▸ Instruction
Convert the records, from the line containing "lat-tick-label: 60S [1012, 826, 1034, 840]" up to and including the line containing "aod-field [266, 740, 296, 760]", into a Markdown table with the columns Row and Entry, where Row numbers each line in order and Entry holds the line itself; omit any blank lines.
··· Data ···
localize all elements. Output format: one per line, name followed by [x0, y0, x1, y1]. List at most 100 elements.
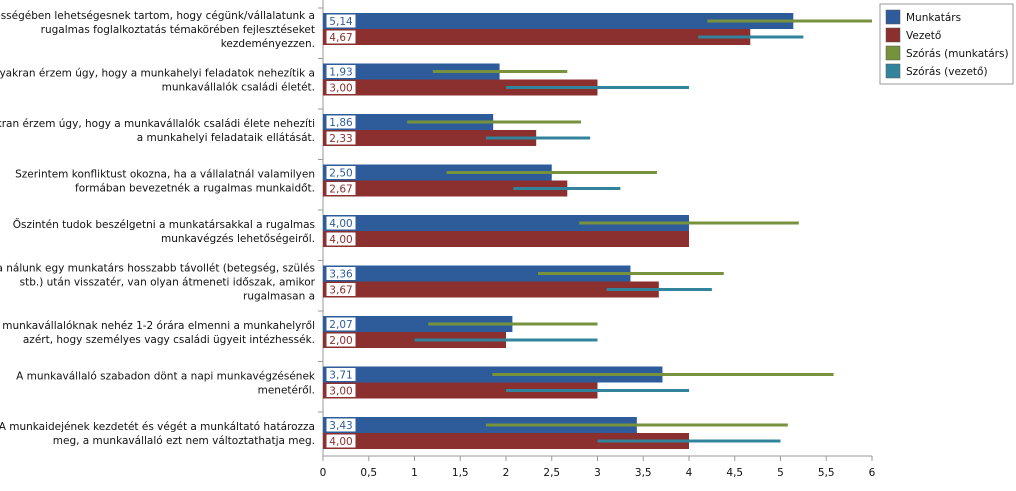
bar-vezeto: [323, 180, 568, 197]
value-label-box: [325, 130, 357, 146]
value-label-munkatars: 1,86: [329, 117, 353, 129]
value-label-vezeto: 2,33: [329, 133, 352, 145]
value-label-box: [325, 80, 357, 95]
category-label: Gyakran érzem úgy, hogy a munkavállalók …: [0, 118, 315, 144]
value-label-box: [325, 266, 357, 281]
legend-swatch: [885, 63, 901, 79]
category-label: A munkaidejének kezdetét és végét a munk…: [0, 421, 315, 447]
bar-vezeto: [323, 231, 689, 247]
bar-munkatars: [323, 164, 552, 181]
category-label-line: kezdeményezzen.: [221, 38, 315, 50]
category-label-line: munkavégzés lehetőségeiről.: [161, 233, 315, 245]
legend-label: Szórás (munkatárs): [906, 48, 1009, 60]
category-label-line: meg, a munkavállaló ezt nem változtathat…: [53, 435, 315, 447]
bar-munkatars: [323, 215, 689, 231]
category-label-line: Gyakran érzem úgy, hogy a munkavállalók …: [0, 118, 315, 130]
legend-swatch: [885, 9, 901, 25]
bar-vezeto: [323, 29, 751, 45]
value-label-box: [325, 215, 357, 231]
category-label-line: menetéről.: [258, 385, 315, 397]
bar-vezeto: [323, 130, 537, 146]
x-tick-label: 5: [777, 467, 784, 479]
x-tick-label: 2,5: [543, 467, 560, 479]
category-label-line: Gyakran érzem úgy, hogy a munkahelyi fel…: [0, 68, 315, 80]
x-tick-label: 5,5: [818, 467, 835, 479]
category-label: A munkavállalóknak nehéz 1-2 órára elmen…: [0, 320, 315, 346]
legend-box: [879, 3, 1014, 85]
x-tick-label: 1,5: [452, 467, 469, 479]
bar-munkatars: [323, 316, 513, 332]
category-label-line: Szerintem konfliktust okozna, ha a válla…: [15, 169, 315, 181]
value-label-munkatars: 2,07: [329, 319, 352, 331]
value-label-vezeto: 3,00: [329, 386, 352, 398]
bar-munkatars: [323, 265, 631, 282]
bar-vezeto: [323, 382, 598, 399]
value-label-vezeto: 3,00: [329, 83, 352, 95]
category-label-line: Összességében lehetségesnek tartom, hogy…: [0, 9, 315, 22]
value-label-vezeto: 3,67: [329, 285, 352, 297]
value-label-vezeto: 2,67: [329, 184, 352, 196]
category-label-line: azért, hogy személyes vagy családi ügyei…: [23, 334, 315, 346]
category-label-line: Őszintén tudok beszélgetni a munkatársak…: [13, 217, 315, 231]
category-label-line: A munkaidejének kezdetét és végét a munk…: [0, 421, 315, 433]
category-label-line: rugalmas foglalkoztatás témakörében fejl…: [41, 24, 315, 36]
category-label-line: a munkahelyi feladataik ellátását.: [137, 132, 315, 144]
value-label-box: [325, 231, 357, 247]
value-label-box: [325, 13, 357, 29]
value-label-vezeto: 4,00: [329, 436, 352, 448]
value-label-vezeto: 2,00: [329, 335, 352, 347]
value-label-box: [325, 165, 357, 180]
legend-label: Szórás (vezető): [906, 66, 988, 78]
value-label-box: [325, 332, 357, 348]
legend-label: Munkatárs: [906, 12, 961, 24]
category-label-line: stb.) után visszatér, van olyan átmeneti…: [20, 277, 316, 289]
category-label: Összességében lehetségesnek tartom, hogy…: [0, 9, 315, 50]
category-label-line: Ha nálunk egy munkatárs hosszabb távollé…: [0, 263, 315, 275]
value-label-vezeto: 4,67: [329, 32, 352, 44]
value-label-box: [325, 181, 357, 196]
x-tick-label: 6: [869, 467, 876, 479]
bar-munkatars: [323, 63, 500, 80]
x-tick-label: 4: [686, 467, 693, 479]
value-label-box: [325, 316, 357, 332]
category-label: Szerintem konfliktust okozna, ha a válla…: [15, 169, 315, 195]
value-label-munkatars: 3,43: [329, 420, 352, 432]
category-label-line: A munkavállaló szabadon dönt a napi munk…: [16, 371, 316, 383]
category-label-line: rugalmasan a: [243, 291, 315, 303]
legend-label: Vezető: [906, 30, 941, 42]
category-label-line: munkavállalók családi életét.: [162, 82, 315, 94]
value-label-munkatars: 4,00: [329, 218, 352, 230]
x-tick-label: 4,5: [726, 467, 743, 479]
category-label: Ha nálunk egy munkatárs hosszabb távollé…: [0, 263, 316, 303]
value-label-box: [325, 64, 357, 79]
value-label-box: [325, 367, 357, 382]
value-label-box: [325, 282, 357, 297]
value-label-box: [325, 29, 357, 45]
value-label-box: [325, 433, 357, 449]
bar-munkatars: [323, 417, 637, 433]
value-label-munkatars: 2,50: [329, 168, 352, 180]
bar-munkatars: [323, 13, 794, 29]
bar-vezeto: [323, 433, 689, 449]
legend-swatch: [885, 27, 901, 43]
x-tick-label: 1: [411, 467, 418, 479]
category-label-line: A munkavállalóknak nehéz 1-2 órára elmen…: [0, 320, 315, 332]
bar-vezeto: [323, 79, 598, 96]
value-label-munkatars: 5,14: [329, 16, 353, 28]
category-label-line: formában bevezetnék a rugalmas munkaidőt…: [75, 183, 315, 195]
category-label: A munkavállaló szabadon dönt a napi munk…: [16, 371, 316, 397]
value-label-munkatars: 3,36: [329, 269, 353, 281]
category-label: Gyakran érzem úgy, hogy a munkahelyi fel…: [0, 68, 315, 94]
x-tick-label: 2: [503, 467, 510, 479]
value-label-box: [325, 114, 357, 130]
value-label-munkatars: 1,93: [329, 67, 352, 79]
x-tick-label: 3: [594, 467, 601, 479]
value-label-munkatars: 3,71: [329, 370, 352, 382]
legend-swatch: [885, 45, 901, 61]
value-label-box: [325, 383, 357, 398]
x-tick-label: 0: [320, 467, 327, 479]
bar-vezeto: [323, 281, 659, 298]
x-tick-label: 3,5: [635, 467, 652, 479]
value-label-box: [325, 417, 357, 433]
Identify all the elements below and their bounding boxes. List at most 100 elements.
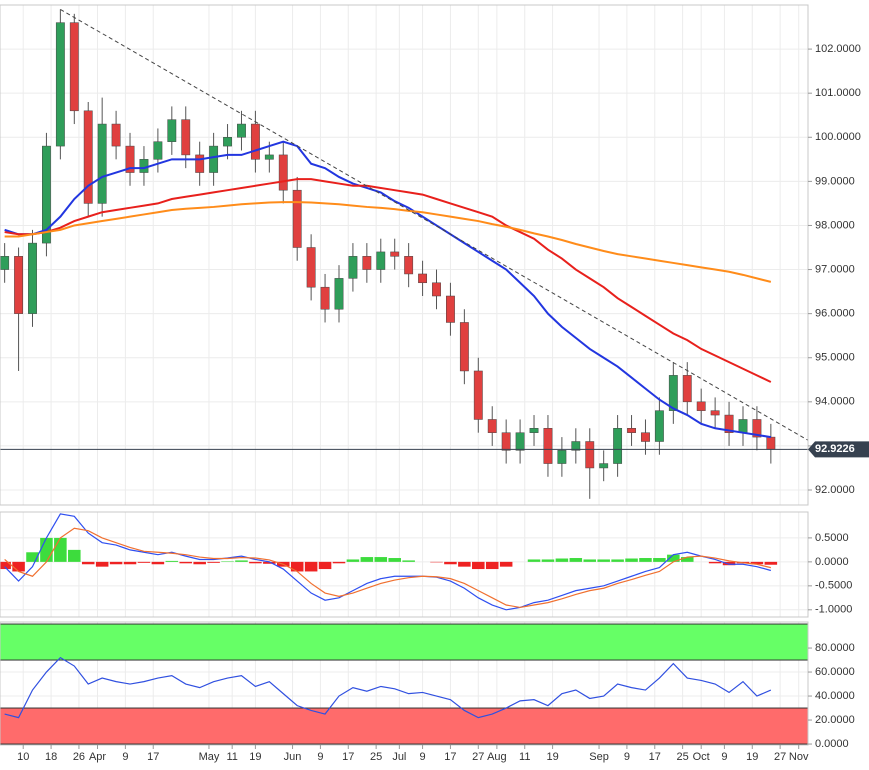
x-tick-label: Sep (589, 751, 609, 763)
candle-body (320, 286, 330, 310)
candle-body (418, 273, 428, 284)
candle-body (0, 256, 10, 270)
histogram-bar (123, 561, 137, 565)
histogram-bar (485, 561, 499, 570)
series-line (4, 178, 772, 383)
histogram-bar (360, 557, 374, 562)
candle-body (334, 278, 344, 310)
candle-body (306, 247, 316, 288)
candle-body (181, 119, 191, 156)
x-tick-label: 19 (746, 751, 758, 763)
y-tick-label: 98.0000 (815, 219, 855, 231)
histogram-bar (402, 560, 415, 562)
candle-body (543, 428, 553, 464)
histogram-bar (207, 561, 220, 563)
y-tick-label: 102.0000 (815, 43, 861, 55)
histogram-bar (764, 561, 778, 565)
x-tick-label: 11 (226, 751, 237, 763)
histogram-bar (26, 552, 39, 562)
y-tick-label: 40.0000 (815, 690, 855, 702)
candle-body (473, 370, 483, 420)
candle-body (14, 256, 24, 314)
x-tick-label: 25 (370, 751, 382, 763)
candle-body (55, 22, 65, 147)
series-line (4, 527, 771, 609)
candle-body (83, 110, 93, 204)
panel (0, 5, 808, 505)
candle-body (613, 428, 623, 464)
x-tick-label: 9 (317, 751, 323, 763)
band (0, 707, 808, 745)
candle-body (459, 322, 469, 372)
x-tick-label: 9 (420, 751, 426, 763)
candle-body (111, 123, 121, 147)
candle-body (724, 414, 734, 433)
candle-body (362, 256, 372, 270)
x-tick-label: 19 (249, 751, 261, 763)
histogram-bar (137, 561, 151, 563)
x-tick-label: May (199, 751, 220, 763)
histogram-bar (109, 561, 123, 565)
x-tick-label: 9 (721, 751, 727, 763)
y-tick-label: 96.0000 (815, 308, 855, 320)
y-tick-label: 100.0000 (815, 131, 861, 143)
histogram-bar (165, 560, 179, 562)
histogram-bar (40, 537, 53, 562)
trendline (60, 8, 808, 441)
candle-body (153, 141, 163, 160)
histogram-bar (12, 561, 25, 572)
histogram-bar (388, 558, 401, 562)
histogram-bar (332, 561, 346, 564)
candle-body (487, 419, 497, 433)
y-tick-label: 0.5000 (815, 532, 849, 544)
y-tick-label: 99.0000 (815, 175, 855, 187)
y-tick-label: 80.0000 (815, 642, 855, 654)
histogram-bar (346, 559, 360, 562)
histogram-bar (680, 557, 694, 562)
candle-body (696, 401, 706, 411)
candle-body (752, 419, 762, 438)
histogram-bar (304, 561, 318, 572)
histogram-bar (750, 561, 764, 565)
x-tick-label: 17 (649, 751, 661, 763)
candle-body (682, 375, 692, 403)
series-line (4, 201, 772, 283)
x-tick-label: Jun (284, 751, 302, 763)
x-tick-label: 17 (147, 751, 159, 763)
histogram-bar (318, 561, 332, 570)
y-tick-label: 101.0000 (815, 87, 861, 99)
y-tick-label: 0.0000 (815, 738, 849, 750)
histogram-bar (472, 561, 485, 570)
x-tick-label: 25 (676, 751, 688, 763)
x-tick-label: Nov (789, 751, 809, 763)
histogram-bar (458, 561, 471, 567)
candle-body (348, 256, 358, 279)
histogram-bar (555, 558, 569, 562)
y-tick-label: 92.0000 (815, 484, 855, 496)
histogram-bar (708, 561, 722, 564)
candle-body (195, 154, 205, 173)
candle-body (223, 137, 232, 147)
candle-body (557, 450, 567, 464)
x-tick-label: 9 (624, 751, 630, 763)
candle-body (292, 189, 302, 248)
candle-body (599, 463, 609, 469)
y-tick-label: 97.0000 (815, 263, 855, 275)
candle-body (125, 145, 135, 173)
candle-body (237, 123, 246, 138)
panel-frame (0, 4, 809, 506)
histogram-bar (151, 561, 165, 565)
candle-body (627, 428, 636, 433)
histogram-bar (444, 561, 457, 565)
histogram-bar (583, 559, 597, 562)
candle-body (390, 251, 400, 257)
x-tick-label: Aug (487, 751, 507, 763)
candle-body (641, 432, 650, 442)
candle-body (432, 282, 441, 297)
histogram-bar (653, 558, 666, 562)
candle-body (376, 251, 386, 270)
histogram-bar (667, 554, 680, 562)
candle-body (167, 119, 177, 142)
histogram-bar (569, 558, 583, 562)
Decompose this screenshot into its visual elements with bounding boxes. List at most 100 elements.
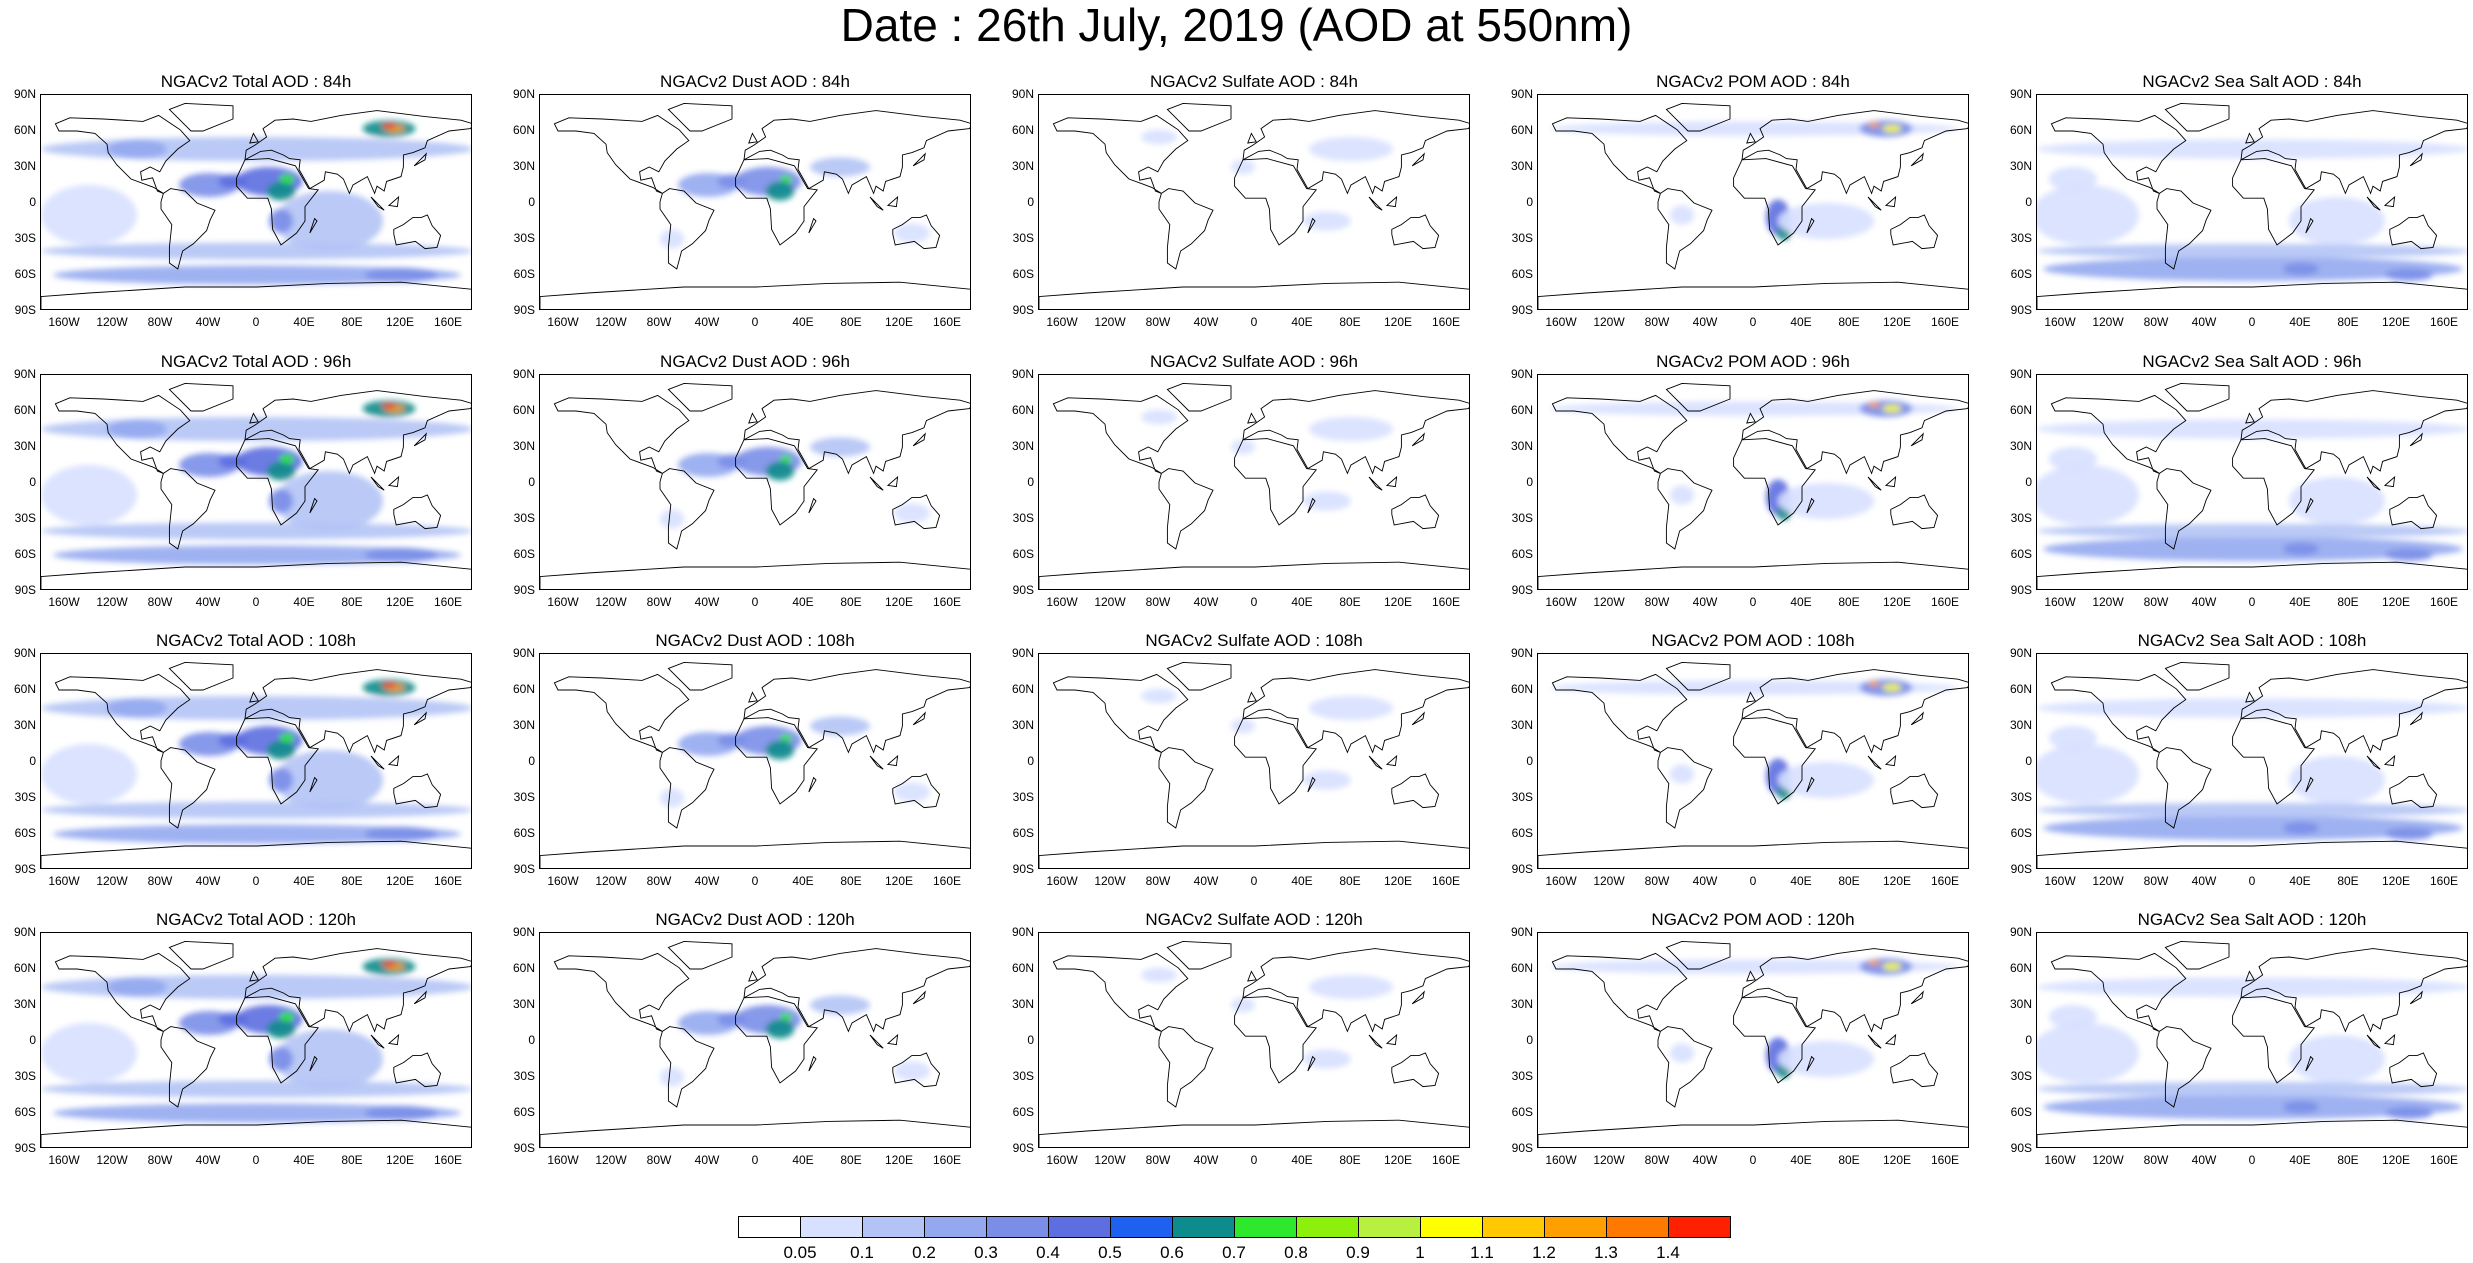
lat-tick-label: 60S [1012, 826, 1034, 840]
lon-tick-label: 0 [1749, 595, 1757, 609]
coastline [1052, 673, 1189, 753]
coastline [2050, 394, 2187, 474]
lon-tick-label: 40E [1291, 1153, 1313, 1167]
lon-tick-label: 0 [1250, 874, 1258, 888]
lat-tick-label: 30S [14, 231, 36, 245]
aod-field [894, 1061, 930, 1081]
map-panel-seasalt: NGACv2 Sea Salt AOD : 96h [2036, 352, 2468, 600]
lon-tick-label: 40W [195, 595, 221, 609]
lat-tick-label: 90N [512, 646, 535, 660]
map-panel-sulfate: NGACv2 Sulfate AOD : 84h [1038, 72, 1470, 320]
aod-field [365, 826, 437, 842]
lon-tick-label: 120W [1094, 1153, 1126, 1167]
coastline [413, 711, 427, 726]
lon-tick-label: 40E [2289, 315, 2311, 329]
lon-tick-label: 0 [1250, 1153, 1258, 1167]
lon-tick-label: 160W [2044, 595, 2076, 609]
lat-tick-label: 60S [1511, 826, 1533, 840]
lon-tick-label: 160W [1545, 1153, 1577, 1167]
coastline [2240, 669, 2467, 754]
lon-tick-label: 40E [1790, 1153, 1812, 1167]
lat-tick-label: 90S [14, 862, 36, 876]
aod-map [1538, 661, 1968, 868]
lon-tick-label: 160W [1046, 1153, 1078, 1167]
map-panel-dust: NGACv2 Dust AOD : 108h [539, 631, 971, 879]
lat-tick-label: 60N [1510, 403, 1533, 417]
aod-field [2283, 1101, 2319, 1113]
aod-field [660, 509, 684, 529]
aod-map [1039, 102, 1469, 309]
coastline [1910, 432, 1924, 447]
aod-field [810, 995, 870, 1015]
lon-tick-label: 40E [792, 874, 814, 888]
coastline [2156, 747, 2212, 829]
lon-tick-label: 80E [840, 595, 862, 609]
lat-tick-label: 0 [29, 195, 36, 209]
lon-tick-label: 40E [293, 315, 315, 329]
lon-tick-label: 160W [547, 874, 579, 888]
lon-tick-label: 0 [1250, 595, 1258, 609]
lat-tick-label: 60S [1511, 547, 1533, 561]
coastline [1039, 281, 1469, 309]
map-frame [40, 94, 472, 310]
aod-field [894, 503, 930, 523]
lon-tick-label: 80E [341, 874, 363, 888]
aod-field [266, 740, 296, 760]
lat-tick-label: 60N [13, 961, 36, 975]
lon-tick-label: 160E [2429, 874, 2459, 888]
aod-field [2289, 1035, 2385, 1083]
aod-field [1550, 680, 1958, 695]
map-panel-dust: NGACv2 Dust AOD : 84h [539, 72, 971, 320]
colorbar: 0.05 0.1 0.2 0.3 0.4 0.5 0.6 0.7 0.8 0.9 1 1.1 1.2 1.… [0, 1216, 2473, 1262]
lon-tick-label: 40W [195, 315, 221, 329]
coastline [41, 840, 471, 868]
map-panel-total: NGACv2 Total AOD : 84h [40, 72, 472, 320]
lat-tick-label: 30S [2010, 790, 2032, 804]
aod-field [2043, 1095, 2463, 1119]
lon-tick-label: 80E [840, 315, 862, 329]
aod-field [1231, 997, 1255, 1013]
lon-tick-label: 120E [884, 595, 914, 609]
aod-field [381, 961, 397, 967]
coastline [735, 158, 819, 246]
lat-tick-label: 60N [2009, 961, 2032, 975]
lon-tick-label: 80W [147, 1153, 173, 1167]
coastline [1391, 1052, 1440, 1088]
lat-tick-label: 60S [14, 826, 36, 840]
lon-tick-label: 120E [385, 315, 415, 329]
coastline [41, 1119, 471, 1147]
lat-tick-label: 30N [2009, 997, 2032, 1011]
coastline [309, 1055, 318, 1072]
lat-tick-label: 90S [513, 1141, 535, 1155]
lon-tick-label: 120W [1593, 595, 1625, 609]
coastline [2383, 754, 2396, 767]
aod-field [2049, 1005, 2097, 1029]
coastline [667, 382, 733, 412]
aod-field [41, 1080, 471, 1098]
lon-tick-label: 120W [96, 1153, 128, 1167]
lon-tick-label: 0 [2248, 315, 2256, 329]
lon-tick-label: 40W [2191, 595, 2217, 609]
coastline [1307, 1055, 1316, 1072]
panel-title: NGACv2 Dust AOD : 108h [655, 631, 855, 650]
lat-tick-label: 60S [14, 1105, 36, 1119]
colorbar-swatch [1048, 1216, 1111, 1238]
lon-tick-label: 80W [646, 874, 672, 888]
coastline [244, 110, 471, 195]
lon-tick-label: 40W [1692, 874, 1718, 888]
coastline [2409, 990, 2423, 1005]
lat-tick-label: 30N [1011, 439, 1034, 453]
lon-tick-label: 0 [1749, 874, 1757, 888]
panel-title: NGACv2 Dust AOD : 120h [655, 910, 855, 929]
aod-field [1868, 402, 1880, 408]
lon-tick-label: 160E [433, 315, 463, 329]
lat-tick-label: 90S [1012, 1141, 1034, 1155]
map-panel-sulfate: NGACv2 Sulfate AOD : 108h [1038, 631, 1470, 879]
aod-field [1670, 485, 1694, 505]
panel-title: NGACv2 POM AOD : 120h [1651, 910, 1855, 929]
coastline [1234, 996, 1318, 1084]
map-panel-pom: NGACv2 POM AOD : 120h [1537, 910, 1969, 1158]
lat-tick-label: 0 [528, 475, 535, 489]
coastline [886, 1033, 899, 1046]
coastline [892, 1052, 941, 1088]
···
▸ Solution to this problem
| Row | Entry |
|---|---|
| 1 | lat-tick-label: 60S [1012, 826, 1034, 840] |
| 2 | lon-tick-label: 0 [1749, 595, 1757, 609] |
| 3 | coastline [1052, 673, 1189, 753] |
| 4 | coastline [2050, 394, 2187, 474] |
| 5 | lon-tick-label: 40E [1291, 1153, 1313, 1167] |
| 6 | lon-tick-label: 0 [1250, 874, 1258, 888] |
| 7 | lat-tick-label: 30S [14, 231, 36, 245] |
| 8 | aod-field [894, 1061, 930, 1081] |
| 9 | map-panel-seasalt: NGACv2 Sea Salt AOD : 96h [2036, 352, 2468, 600] |
| 10 | lon-tick-label: 40W [195, 595, 221, 609] |
| 11 | lat-tick-label: 90N [512, 646, 535, 660] |
| 12 | map-panel-sulfate: NGACv2 Sulfate AOD : 84h [1038, 72, 1470, 320] |
| 13 | aod-field [365, 826, 437, 842] |
| 14 | lon-tick-label: 120W [1094, 1153, 1126, 1167] |
| 15 | coastline [413, 711, 427, 726] |
| 16 | lon-tick-label: 40E [2289, 315, 2311, 329] |
| 17 | lon-tick-label: 0 [1250, 1153, 1258, 1167] |
| 18 | lon-tick-label: 160W [2044, 595, 2076, 609] |
| 19 | lat-tick-label: 60S [1511, 826, 1533, 840] |
| 20 | lon-tick-label: 160W [1545, 1153, 1577, 1167] |
| 21 | coastline [2240, 669, 2467, 754] |
| 22 | lon-tick-label: 40E [1790, 1153, 1812, 1167] |
| 23 | lat-tick-label: 90S [14, 862, 36, 876] |
| 24 | aod-map [1538, 661, 1968, 868] |
| 25 | lon-tick-label: 160W [1046, 1153, 1078, 1167] |
| 26 | map-panel-dust: NGACv2 Dust AOD : 108h [539, 631, 971, 879] |
| 27 | lat-tick-label: 60N [1510, 403, 1533, 417] |
| 28 | aod-field [2283, 1101, 2319, 1113] |
| 29 | aod-field [660, 509, 684, 529] |
| 30 | aod-map [1039, 102, 1469, 309] |
| 31 | coastline [1910, 432, 1924, 447] |
| 32 | aod-field [810, 995, 870, 1015] |
| 33 | lon-tick-label: 40E [792, 874, 814, 888] |
| 34 | coastline [2156, 747, 2212, 829] |
| 35 | lon-tick-label: 80E [840, 595, 862, 609] |
| 36 | lat-tick-label: 0 [29, 195, 36, 209] |
| 37 | lon-tick-label: 40E [293, 315, 315, 329] |
| 38 | lon-tick-label: 160W [547, 874, 579, 888] |
| 39 | lon-tick-label: 0 [1250, 595, 1258, 609] |
| 40 | lat-tick-label: 60S [1511, 547, 1533, 561] |
| 41 | coastline [1039, 281, 1469, 309] |
| 42 | map-frame [40, 94, 472, 310] |
| 43 | aod-field [894, 503, 930, 523] |
| 44 | lon-tick-label: 80E [341, 874, 363, 888] |
| 45 | aod-field [266, 740, 296, 760] |